- Set problem
Search the data below for the string "莫扎特曲". Extract every line that contains it.

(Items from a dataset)
........
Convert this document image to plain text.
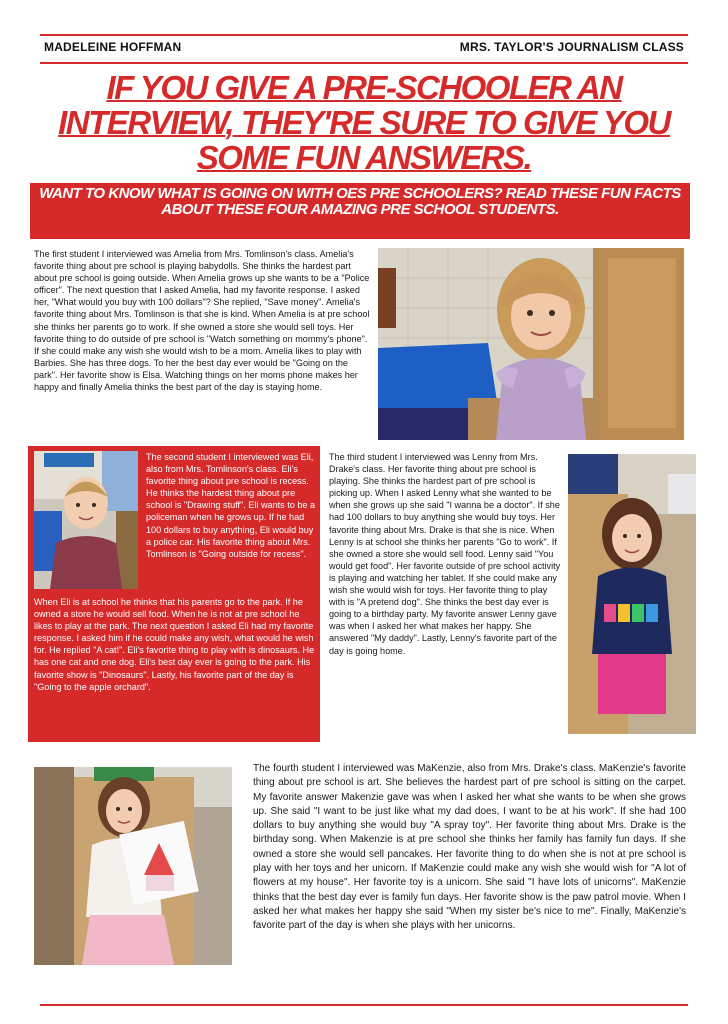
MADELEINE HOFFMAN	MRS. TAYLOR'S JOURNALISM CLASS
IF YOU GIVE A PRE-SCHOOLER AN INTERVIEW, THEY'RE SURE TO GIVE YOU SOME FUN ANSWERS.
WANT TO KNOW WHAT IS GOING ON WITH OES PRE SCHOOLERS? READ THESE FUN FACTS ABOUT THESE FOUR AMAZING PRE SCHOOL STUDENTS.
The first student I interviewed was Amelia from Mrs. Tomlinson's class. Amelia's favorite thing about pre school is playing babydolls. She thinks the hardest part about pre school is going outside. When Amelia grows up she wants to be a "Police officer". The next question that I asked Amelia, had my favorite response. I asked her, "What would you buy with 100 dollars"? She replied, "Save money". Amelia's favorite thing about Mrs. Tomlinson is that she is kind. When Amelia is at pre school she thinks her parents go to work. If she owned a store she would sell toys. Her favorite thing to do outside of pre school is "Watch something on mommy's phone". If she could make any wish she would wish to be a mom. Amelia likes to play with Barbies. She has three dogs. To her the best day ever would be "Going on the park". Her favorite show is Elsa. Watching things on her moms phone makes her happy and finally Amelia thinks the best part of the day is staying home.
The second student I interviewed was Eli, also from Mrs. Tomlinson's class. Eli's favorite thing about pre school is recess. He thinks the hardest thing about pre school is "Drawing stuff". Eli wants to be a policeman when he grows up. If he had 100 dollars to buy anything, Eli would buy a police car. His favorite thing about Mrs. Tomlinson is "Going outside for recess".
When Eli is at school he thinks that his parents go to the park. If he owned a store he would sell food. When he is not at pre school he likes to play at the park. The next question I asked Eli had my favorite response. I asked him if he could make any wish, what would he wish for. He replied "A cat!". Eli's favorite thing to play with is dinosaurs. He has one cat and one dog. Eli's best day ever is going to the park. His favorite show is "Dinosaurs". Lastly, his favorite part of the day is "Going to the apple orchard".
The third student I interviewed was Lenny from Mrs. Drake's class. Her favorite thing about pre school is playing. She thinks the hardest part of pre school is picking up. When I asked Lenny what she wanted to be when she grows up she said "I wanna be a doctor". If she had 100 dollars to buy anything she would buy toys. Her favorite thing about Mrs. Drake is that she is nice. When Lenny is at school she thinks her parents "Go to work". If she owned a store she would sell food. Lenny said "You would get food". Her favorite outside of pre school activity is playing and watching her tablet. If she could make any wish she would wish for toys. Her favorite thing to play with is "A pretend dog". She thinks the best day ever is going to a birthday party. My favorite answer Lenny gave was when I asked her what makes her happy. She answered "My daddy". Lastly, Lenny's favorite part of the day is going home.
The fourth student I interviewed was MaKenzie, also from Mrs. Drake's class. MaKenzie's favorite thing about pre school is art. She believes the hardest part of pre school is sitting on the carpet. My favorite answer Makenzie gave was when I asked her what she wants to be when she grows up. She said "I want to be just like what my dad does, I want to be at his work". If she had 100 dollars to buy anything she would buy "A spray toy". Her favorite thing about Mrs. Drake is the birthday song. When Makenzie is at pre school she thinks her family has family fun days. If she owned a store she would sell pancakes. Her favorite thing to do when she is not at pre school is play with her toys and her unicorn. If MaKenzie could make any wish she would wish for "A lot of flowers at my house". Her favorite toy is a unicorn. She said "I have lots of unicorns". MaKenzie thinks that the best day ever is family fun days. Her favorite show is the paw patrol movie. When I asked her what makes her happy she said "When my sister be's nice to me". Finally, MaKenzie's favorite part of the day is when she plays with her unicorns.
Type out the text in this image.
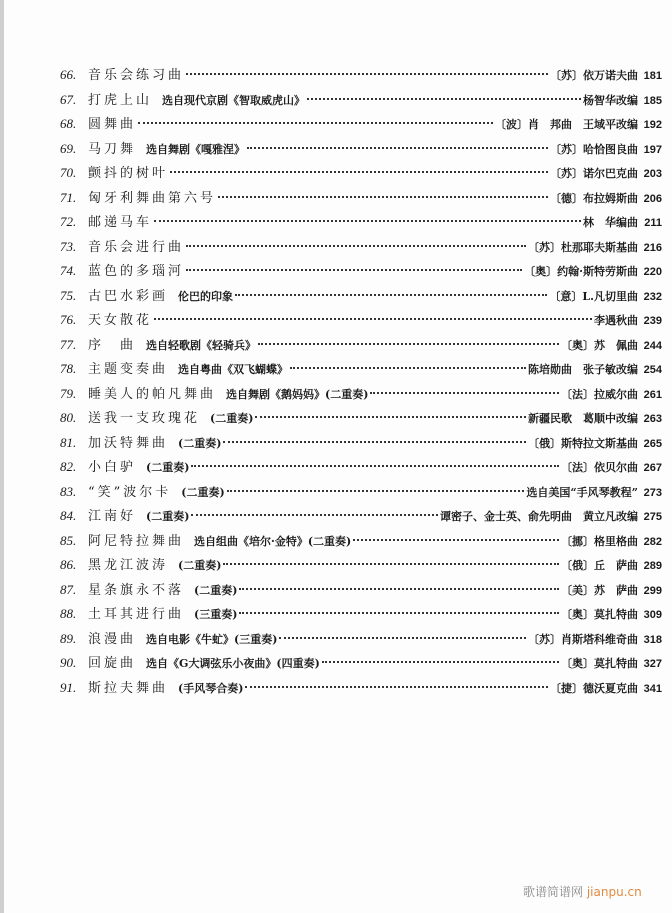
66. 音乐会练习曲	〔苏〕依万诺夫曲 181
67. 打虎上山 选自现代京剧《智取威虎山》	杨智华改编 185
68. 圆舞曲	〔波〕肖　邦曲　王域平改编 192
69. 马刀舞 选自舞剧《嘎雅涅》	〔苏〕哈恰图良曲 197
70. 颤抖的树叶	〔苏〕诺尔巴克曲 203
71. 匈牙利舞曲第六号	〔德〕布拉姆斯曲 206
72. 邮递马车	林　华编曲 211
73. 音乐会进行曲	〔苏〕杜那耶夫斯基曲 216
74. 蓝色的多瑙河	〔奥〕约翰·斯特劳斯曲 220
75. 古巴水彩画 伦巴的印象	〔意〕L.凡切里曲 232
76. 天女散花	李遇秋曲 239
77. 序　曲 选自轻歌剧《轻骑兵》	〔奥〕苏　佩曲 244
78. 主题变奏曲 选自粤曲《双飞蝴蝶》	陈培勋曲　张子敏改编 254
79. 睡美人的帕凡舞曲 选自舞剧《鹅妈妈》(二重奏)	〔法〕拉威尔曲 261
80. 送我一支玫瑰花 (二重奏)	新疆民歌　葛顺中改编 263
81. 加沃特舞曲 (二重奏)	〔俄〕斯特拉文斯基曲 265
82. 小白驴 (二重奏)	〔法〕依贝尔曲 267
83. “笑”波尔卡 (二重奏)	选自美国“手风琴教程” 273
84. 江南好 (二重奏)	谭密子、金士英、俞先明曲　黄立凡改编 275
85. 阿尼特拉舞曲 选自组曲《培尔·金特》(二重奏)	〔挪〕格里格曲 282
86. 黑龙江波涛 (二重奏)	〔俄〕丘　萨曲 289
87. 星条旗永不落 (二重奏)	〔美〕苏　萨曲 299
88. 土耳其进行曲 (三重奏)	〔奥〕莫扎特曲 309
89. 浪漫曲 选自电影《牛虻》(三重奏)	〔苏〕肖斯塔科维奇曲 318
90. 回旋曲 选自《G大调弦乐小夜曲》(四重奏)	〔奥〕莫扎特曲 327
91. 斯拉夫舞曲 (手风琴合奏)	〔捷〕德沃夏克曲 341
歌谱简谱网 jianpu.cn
........
- Task result
88. 土耳其进行曲 (三重奏)	〔奥〕莫扎特曲 309
90. 回旋曲 选自《G大调弦乐小夜曲》(四重奏)	〔奥〕莫扎特曲 327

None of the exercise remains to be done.